## Instructions for the task
Nothing may be dropped or altered: reproduce all the data.

## Material
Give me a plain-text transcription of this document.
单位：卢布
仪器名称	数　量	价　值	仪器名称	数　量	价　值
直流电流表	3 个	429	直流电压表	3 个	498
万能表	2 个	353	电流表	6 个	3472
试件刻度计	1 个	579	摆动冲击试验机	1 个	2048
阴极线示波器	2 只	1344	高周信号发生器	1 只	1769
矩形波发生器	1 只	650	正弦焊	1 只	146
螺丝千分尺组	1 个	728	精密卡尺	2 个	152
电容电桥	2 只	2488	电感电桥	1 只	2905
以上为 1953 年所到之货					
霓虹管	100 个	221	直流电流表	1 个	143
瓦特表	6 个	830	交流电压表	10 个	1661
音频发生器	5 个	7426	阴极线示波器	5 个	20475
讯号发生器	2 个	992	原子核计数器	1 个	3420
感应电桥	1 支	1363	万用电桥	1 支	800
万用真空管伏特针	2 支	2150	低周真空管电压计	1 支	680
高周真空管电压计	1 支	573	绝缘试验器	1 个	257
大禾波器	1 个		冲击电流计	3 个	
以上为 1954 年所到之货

## The answer
Give me a plain-text transcription of this document.
单位：卢布
仪器名称	数　量	价　值	仪器名称	数　量	价　值
直流电流表	3 个	429	直流电压表	3 个	498
万能表	2 个	353	电流表	6 个	3472
试件刻度计	1 个	579	摆动冲击试验机	1 个	2048
阴极线示波器	2 只	1344	高周信号发生器	1 只	1769
矩形波发生器	1 只	650	正弦焊	1 只	146
螺丝千分尺组	1 个	728	精密卡尺	2 个	152
电容电桥	2 只	2488	电感电桥	1 只	2905
以上为 1953 年所到之货					
霓虹管	100 个	221	直流电流表	1 个	143
瓦特表	6 个	830	交流电压表	10 个	1661
音频发生器	5 个	7426	阴极线示波器	5 个	20475
讯号发生器	2 个	992	原子核计数器	1 个	3420
感应电桥	1 支	1363	万用电桥	1 支	800
万用真空管伏特针	2 支	2150	低周真空管电压计	1 支	680
高周真空管电压计	1 支	573	绝缘试验器	1 个	257
大禾波器	1 个		冲击电流计	3 个	
以上为 1954 年所到之货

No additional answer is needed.